= What you should do =
Images should be left out, and everything else in the listing reproduced exactly.

** Start of Input material **

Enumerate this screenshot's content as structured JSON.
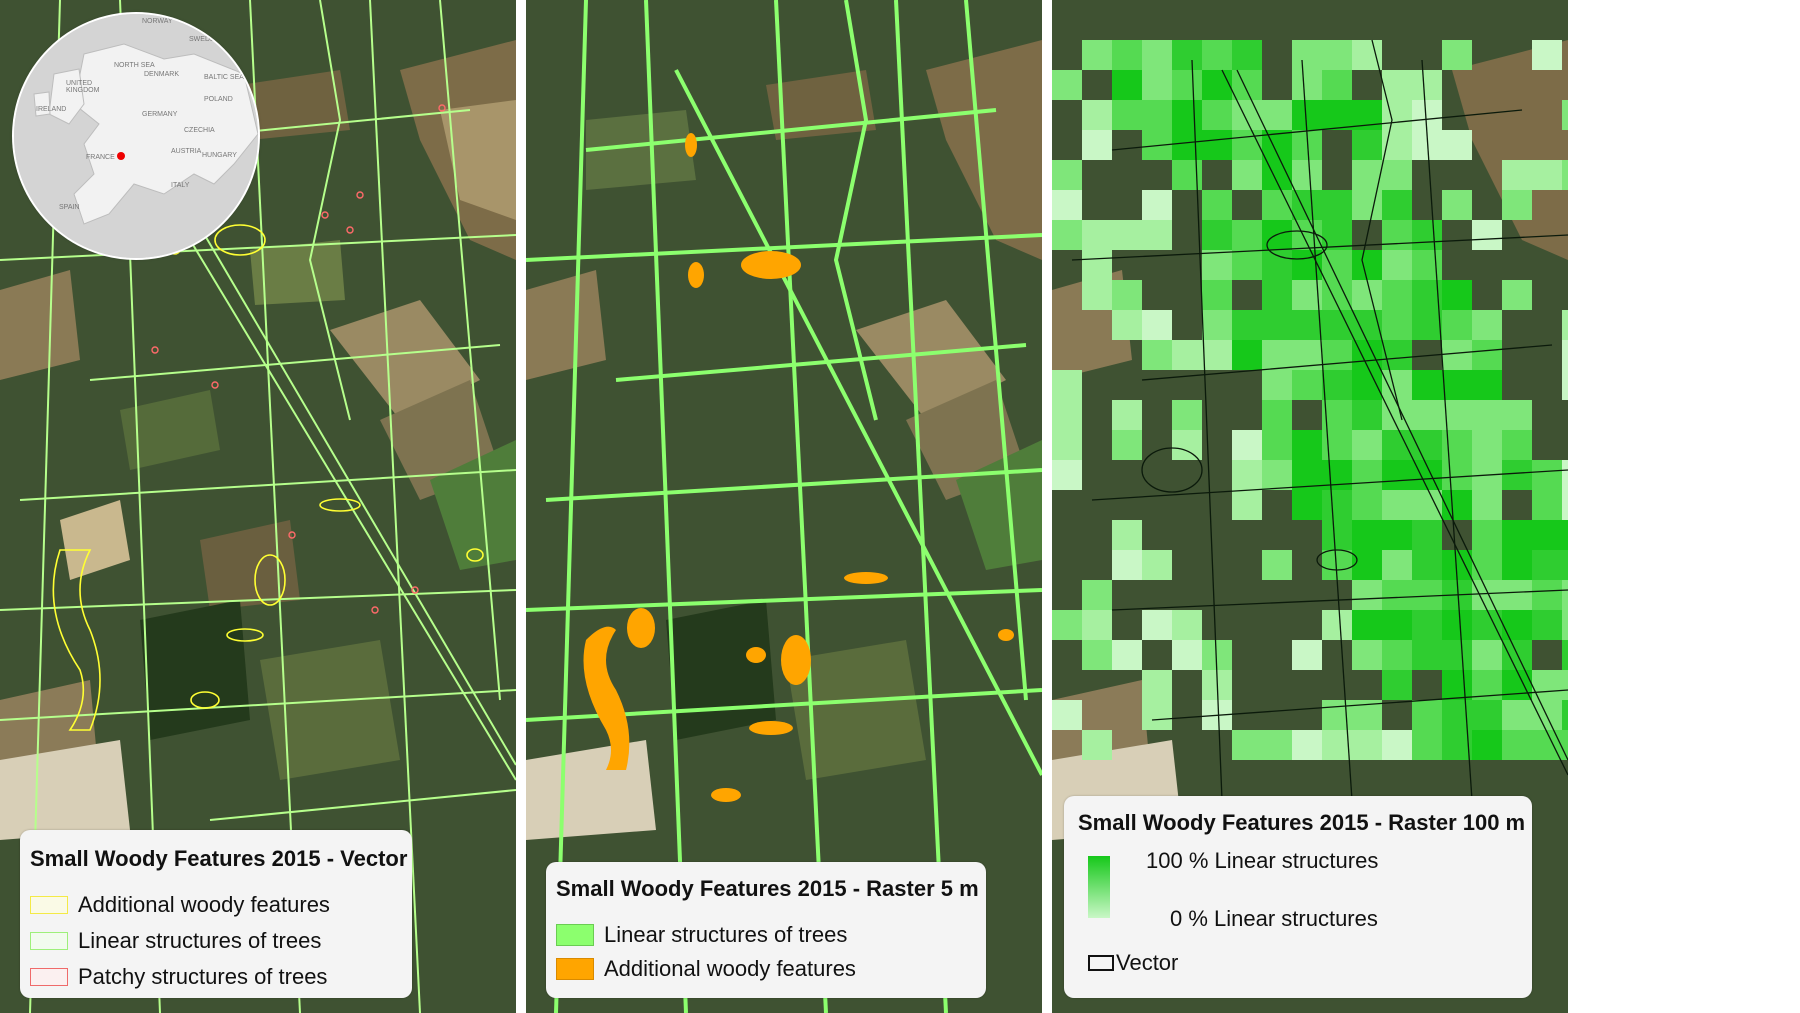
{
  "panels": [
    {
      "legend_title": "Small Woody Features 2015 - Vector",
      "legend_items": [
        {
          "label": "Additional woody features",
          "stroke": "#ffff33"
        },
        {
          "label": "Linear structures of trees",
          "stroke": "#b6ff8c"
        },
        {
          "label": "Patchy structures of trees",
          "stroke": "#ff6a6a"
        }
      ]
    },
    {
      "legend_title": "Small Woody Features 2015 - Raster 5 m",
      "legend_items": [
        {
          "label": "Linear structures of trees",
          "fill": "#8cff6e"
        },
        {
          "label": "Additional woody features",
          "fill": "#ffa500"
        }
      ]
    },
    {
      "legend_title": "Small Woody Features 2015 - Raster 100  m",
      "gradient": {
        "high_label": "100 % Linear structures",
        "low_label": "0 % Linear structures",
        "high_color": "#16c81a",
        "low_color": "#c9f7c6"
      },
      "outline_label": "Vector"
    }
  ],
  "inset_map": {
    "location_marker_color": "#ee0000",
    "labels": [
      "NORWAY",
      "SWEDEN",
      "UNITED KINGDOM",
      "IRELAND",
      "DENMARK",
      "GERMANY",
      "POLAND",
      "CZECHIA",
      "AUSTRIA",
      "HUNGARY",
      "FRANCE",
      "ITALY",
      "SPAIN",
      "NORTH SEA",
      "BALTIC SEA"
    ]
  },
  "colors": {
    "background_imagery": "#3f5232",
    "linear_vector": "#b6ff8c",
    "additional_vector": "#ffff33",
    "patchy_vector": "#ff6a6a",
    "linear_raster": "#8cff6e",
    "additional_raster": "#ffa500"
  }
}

** End of Input material **

= Final answer =
Enumerate this screenshot's content as structured JSON.
{
  "panels": [
    {
      "legend_title": "Small Woody Features 2015 - Vector",
      "legend_items": [
        {
          "label": "Additional woody features",
          "stroke": "#ffff33"
        },
        {
          "label": "Linear structures of trees",
          "stroke": "#b6ff8c"
        },
        {
          "label": "Patchy structures of trees",
          "stroke": "#ff6a6a"
        }
      ]
    },
    {
      "legend_title": "Small Woody Features 2015 - Raster 5 m",
      "legend_items": [
        {
          "label": "Linear structures of trees",
          "fill": "#8cff6e"
        },
        {
          "label": "Additional woody features",
          "fill": "#ffa500"
        }
      ]
    },
    {
      "legend_title": "Small Woody Features 2015 - Raster 100  m",
      "gradient": {
        "high_label": "100 % Linear structures",
        "low_label": "0 % Linear structures",
        "high_color": "#16c81a",
        "low_color": "#c9f7c6"
      },
      "outline_label": "Vector"
    }
  ],
  "inset_map": {
    "location_marker_color": "#ee0000",
    "labels": [
      "NORWAY",
      "SWEDEN",
      "UNITED KINGDOM",
      "IRELAND",
      "DENMARK",
      "GERMANY",
      "POLAND",
      "CZECHIA",
      "AUSTRIA",
      "HUNGARY",
      "FRANCE",
      "ITALY",
      "SPAIN",
      "NORTH SEA",
      "BALTIC SEA"
    ]
  },
  "colors": {
    "background_imagery": "#3f5232",
    "linear_vector": "#b6ff8c",
    "additional_vector": "#ffff33",
    "patchy_vector": "#ff6a6a",
    "linear_raster": "#8cff6e",
    "additional_raster": "#ffa500"
  }
}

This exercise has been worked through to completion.